## Written request
Extract every record, exactly as written, and ignore the pictures.

— begin Supplied records —

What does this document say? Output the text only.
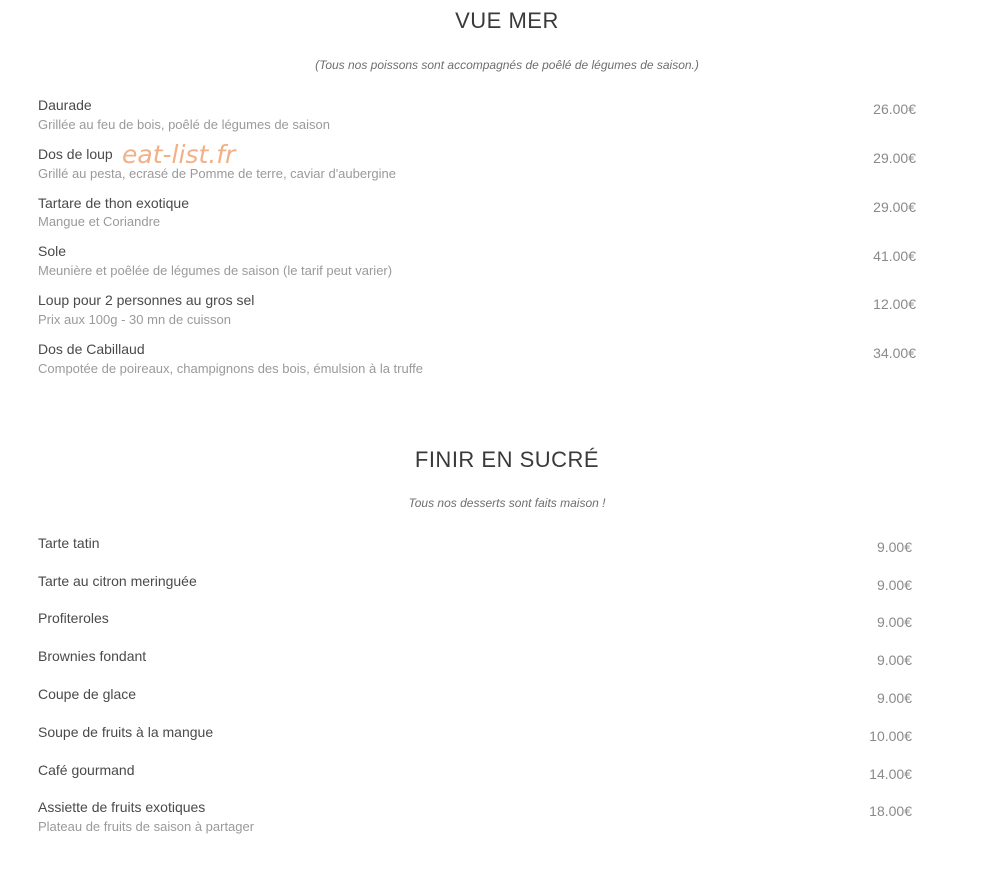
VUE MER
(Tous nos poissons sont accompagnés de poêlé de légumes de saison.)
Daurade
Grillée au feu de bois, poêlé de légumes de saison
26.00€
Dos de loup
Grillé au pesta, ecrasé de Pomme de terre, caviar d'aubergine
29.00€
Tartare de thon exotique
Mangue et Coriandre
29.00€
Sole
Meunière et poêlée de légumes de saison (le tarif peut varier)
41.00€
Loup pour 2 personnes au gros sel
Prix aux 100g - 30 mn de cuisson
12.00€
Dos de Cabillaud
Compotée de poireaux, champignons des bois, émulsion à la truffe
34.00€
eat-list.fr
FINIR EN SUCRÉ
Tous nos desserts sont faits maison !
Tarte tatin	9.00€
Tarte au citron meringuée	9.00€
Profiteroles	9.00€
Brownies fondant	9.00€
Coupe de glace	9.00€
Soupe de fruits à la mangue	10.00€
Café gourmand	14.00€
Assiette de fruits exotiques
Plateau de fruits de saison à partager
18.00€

— end Supplied records —

## Right answer
What does this document say? Output the text only.
VUE MER
(Tous nos poissons sont accompagnés de poêlé de légumes de saison.)
Daurade
Grillée au feu de bois, poêlé de légumes de saison
26.00€
Dos de loup
Grillé au pesta, ecrasé de Pomme de terre, caviar d'aubergine
29.00€
Tartare de thon exotique
Mangue et Coriandre
29.00€
Sole
Meunière et poêlée de légumes de saison (le tarif peut varier)
41.00€
Loup pour 2 personnes au gros sel
Prix aux 100g - 30 mn de cuisson
12.00€
Dos de Cabillaud
Compotée de poireaux, champignons des bois, émulsion à la truffe
34.00€
eat-list.fr
FINIR EN SUCRÉ
Tous nos desserts sont faits maison !
Tarte tatin	9.00€
Tarte au citron meringuée	9.00€
Profiteroles	9.00€
Brownies fondant	9.00€
Coupe de glace	9.00€
Soupe de fruits à la mangue	10.00€
Café gourmand	14.00€
Assiette de fruits exotiques
Plateau de fruits de saison à partager
18.00€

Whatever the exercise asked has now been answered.